The records below must be transcribed exactly. Do not include the pictures.

Records from a data collection –
****************************************

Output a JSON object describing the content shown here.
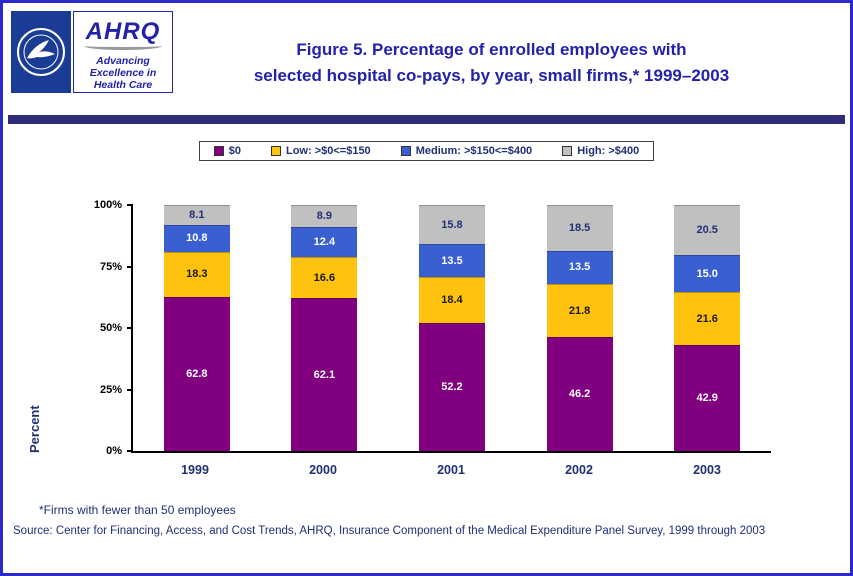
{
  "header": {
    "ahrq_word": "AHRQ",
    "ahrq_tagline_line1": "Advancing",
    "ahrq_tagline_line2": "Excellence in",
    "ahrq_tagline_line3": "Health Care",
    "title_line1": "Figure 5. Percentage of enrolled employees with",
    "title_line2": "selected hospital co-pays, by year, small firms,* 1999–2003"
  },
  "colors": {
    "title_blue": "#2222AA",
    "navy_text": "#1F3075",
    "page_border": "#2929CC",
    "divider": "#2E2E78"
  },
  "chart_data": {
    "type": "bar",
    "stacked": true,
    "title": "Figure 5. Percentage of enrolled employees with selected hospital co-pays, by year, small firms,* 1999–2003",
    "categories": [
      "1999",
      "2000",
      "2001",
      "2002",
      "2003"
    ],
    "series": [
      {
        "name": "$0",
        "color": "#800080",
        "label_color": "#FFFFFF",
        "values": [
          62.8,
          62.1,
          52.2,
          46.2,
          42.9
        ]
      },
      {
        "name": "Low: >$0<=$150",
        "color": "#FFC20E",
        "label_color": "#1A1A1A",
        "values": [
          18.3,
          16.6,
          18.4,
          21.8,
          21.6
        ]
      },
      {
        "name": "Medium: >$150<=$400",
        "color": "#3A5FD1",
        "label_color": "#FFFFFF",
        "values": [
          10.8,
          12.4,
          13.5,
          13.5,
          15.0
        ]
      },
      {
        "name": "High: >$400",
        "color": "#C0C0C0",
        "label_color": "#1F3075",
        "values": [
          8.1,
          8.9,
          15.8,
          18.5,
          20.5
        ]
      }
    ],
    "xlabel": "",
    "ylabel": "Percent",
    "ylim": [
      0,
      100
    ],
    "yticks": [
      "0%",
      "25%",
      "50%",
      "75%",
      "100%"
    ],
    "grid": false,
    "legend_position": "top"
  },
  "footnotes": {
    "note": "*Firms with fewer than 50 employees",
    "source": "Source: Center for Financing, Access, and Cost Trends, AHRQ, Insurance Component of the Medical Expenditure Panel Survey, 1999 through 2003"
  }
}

****************************************

Response for this exercise –
Output a JSON object describing the content shown here.
{
  "header": {
    "ahrq_word": "AHRQ",
    "ahrq_tagline_line1": "Advancing",
    "ahrq_tagline_line2": "Excellence in",
    "ahrq_tagline_line3": "Health Care",
    "title_line1": "Figure 5. Percentage of enrolled employees with",
    "title_line2": "selected hospital co-pays, by year, small firms,* 1999–2003"
  },
  "colors": {
    "title_blue": "#2222AA",
    "navy_text": "#1F3075",
    "page_border": "#2929CC",
    "divider": "#2E2E78"
  },
  "chart_data": {
    "type": "bar",
    "stacked": true,
    "title": "Figure 5. Percentage of enrolled employees with selected hospital co-pays, by year, small firms,* 1999–2003",
    "categories": [
      "1999",
      "2000",
      "2001",
      "2002",
      "2003"
    ],
    "series": [
      {
        "name": "$0",
        "color": "#800080",
        "label_color": "#FFFFFF",
        "values": [
          62.8,
          62.1,
          52.2,
          46.2,
          42.9
        ]
      },
      {
        "name": "Low: >$0<=$150",
        "color": "#FFC20E",
        "label_color": "#1A1A1A",
        "values": [
          18.3,
          16.6,
          18.4,
          21.8,
          21.6
        ]
      },
      {
        "name": "Medium: >$150<=$400",
        "color": "#3A5FD1",
        "label_color": "#FFFFFF",
        "values": [
          10.8,
          12.4,
          13.5,
          13.5,
          15.0
        ]
      },
      {
        "name": "High: >$400",
        "color": "#C0C0C0",
        "label_color": "#1F3075",
        "values": [
          8.1,
          8.9,
          15.8,
          18.5,
          20.5
        ]
      }
    ],
    "xlabel": "",
    "ylabel": "Percent",
    "ylim": [
      0,
      100
    ],
    "yticks": [
      "0%",
      "25%",
      "50%",
      "75%",
      "100%"
    ],
    "grid": false,
    "legend_position": "top"
  },
  "footnotes": {
    "note": "*Firms with fewer than 50 employees",
    "source": "Source: Center for Financing, Access, and Cost Trends, AHRQ, Insurance Component of the Medical Expenditure Panel Survey, 1999 through 2003"
  }
}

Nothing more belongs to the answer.